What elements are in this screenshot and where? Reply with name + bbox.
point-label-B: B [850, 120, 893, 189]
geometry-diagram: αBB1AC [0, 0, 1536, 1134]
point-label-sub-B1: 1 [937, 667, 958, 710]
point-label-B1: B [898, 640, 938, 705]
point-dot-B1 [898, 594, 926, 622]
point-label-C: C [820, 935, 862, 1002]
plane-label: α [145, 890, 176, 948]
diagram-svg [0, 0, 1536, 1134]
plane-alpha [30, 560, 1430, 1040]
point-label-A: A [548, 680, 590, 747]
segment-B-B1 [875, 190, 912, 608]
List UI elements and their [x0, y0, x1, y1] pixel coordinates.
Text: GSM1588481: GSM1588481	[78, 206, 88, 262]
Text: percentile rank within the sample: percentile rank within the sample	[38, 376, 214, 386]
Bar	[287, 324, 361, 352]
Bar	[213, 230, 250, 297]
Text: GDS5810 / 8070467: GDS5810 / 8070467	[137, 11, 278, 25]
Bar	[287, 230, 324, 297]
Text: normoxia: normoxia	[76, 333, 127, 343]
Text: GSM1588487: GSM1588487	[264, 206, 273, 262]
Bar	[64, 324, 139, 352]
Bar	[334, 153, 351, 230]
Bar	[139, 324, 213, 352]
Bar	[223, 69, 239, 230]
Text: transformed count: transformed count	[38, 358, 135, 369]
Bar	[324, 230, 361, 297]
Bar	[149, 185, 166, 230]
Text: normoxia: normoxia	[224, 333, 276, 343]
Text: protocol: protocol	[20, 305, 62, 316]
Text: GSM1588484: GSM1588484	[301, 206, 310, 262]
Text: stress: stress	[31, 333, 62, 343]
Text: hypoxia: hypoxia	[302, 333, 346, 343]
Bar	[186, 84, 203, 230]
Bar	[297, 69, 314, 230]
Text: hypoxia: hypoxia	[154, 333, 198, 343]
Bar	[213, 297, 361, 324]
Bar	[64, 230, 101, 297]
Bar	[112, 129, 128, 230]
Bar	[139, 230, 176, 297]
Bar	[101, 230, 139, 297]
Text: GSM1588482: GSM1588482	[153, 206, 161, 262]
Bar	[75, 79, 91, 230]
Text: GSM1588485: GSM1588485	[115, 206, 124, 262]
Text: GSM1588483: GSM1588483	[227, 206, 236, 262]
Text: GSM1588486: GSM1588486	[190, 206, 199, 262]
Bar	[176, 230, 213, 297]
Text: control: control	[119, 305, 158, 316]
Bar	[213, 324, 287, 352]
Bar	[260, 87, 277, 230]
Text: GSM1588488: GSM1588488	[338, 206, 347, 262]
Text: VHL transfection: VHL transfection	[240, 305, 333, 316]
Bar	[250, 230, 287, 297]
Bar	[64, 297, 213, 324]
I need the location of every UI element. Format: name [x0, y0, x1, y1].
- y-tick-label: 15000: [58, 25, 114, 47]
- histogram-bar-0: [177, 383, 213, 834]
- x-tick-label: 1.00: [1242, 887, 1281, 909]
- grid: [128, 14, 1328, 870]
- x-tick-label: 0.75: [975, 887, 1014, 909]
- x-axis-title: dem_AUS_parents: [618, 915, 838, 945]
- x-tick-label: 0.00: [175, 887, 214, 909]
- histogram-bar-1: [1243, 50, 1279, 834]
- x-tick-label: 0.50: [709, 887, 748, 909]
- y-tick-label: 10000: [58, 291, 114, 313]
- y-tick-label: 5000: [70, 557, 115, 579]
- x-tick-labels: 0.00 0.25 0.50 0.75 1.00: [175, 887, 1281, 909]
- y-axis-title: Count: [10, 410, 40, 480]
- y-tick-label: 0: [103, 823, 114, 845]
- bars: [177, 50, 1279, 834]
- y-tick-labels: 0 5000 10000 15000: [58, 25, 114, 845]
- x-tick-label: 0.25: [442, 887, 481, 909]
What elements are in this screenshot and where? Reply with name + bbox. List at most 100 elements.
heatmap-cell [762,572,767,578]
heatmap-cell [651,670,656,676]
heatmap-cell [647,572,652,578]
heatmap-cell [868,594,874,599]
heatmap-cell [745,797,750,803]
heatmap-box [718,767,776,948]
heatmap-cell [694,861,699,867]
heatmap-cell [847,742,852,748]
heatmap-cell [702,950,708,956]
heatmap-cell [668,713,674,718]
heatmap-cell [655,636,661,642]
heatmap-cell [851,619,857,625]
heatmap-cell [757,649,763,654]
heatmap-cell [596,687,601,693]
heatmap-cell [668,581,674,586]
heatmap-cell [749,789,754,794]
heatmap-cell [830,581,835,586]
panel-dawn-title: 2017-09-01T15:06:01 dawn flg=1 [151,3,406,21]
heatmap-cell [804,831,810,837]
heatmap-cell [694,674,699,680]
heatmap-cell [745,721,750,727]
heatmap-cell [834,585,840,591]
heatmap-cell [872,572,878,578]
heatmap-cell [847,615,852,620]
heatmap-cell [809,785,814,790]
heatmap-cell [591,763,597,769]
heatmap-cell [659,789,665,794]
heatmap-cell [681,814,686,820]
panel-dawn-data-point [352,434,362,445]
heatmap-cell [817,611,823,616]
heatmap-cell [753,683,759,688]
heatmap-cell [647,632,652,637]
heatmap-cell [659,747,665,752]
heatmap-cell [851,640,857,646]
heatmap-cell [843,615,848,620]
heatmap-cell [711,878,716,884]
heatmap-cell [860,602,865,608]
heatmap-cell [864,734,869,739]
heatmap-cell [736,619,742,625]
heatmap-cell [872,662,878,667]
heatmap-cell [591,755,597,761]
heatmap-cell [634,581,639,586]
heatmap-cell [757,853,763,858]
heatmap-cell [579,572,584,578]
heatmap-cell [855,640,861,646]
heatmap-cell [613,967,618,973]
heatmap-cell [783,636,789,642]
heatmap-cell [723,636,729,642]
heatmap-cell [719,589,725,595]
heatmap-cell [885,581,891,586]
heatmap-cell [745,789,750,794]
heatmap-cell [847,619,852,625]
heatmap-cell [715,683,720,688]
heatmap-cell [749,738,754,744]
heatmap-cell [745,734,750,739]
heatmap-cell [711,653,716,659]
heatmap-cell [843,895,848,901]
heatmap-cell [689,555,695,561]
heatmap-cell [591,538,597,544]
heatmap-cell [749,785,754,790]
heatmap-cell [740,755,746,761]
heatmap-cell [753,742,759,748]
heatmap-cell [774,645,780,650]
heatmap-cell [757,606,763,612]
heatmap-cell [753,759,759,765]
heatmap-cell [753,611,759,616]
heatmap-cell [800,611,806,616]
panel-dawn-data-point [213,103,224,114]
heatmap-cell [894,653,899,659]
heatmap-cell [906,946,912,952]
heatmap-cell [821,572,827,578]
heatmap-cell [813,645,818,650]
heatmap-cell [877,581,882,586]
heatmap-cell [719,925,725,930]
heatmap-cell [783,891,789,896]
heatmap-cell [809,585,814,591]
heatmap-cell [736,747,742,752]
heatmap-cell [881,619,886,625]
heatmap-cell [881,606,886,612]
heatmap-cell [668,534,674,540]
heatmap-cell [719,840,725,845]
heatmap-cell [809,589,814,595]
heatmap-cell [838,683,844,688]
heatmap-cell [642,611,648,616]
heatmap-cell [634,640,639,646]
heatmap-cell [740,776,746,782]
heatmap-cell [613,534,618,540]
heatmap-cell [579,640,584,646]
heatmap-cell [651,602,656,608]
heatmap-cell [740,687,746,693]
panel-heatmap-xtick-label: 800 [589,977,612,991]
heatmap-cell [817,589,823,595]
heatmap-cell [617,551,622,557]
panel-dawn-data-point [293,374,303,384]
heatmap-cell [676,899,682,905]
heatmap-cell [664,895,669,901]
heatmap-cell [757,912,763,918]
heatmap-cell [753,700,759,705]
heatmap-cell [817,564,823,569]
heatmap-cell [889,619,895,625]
::::::
-- Task statement --
Report each line in the records that contains the word "plane", and copy each of those lines in full.

-- Final result --
plane-label: α [145, 890, 176, 948]
plane-alpha [30, 560, 1430, 1040]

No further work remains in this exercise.